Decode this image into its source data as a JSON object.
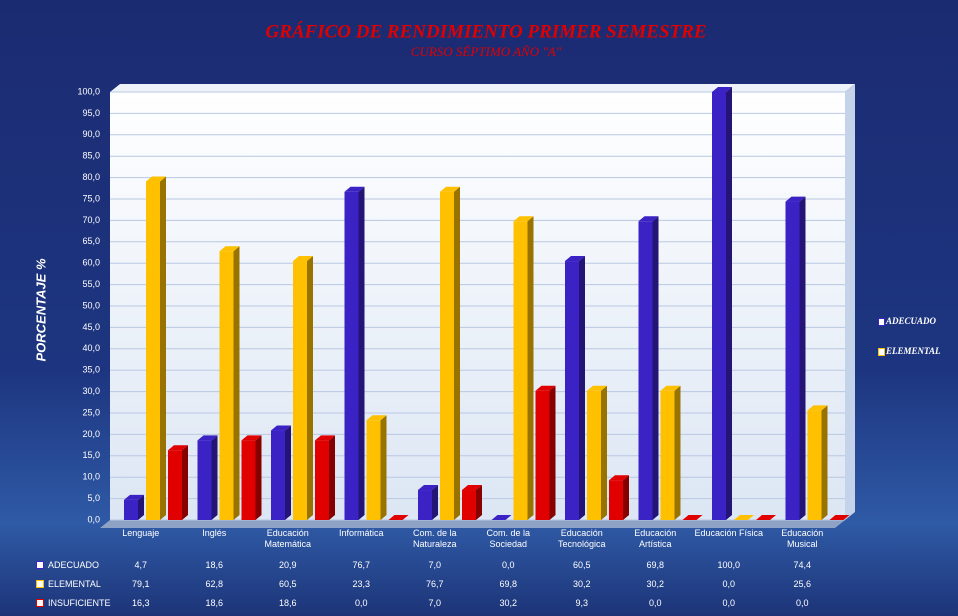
{
  "chart_data": {
    "type": "bar",
    "title": "GRÁFICO DE RENDIMIENTO PRIMER SEMESTRE",
    "subtitle": "CURSO SÉPTIMO AÑO \"A\"",
    "y_label": "PORCENTAJE  %",
    "categories": [
      "Lenguaje",
      "Inglés",
      "Educación Matemática",
      "Informática",
      "Com. de la Naturaleza",
      "Com. de la Sociedad",
      "Educación Tecnológica",
      "Educación Artística",
      "Educación Física",
      "Educación Musical"
    ],
    "series": [
      {
        "name": "ADECUADO",
        "color": "#3a22c4",
        "values": [
          4.7,
          18.6,
          20.9,
          76.7,
          7.0,
          0.0,
          60.5,
          69.8,
          100.0,
          74.4
        ],
        "value_labels": [
          "4,7",
          "18,6",
          "20,9",
          "76,7",
          "7,0",
          "0,0",
          "60,5",
          "69,8",
          "100,0",
          "74,4"
        ]
      },
      {
        "name": "ELEMENTAL",
        "color": "#ffc000",
        "values": [
          79.1,
          62.8,
          60.5,
          23.3,
          76.7,
          69.8,
          30.2,
          30.2,
          0.0,
          25.6
        ],
        "value_labels": [
          "79,1",
          "62,8",
          "60,5",
          "23,3",
          "76,7",
          "69,8",
          "30,2",
          "30,2",
          "0,0",
          "25,6"
        ]
      },
      {
        "name": "INSUFICIENTE",
        "color": "#e00000",
        "values": [
          16.3,
          18.6,
          18.6,
          0.0,
          7.0,
          30.2,
          9.3,
          0.0,
          0.0,
          0.0
        ],
        "value_labels": [
          "16,3",
          "18,6",
          "18,6",
          "0,0",
          "7,0",
          "30,2",
          "9,3",
          "0,0",
          "0,0",
          "0,0"
        ]
      }
    ],
    "ylim": [
      0,
      100
    ],
    "yticks": [
      {
        "value": 0,
        "label": "0,0"
      },
      {
        "value": 5,
        "label": "5,0"
      },
      {
        "value": 10,
        "label": "10,0"
      },
      {
        "value": 15,
        "label": "15,0"
      },
      {
        "value": 20,
        "label": "20,0"
      },
      {
        "value": 25,
        "label": "25,0"
      },
      {
        "value": 30,
        "label": "30,0"
      },
      {
        "value": 35,
        "label": "35,0"
      },
      {
        "value": 40,
        "label": "40,0"
      },
      {
        "value": 45,
        "label": "45,0"
      },
      {
        "value": 50,
        "label": "50,0"
      },
      {
        "value": 55,
        "label": "55,0"
      },
      {
        "value": 60,
        "label": "60,0"
      },
      {
        "value": 65,
        "label": "65,0"
      },
      {
        "value": 70,
        "label": "70,0"
      },
      {
        "value": 75,
        "label": "75,0"
      },
      {
        "value": 80,
        "label": "80,0"
      },
      {
        "value": 85,
        "label": "85,0"
      },
      {
        "value": 90,
        "label": "90,0"
      },
      {
        "value": 95,
        "label": "95,0"
      },
      {
        "value": 100,
        "label": "100,0"
      }
    ],
    "grid": true,
    "legend": "right"
  }
}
══════
## TASK DESCRIPTION
Scan the listing above and identify each line holding the string "name"; copy every such line.

## RESULT OF THE EXERCISE
        "name": "ADECUADO",
        "name": "ELEMENTAL",
        "name": "INSUFICIENTE",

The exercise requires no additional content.